### Task brief:
Rewrite the lines between the one holding "Text: 正向导航精对准: 正向导航精对准 bbox=[386, 356, 447, 372]" and the one holding "Text: 180°: 180° bbox=[85, 43, 121, 58]", inclusive, putting "前向导航精对准" in place of "正向导航精对准" and leaving everything else unchanged.

### Data extract:
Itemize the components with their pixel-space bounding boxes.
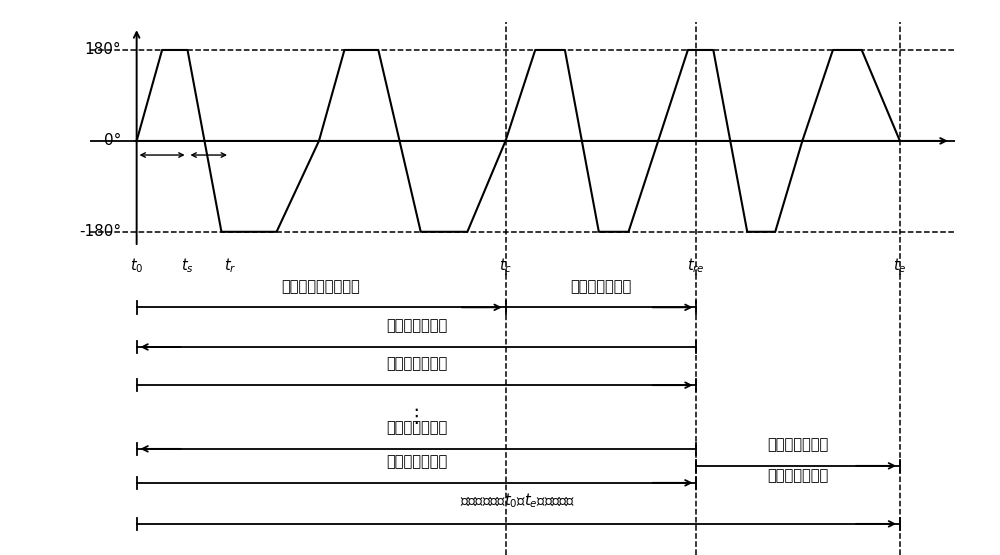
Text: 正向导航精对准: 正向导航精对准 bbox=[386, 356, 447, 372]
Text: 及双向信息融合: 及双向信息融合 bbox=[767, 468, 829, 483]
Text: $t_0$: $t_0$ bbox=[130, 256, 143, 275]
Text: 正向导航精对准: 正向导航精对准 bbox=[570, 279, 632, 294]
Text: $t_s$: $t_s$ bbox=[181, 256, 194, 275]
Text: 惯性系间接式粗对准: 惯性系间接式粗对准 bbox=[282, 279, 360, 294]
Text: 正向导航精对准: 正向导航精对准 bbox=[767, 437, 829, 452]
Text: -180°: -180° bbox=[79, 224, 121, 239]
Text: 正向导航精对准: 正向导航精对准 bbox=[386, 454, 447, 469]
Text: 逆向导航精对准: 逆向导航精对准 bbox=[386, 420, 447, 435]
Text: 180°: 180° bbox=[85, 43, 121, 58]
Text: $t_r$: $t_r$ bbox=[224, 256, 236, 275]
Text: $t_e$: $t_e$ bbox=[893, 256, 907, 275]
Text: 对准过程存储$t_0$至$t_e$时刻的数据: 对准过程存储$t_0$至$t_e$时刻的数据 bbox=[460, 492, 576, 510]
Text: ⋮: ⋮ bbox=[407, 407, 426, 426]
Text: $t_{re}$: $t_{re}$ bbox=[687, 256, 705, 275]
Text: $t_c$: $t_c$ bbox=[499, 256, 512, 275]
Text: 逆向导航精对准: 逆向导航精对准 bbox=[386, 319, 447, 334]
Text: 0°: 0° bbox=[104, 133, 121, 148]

### Answer:
Text: 前向导航精对准: 前向导航精对准 bbox=[386, 356, 447, 372]
Text: 及双向信息融合: 及双向信息融合 bbox=[767, 468, 829, 483]
Text: $t_0$: $t_0$ bbox=[130, 256, 143, 275]
Text: 前向导航精对准: 前向导航精对准 bbox=[570, 279, 632, 294]
Text: $t_s$: $t_s$ bbox=[181, 256, 194, 275]
Text: 惯性系间接式粗对准: 惯性系间接式粗对准 bbox=[282, 279, 360, 294]
Text: 前向导航精对准: 前向导航精对准 bbox=[767, 437, 829, 452]
Text: -180°: -180° bbox=[79, 224, 121, 239]
Text: 前向导航精对准: 前向导航精对准 bbox=[386, 454, 447, 469]
Text: 逆向导航精对准: 逆向导航精对准 bbox=[386, 420, 447, 435]
Text: 180°: 180° bbox=[85, 43, 121, 58]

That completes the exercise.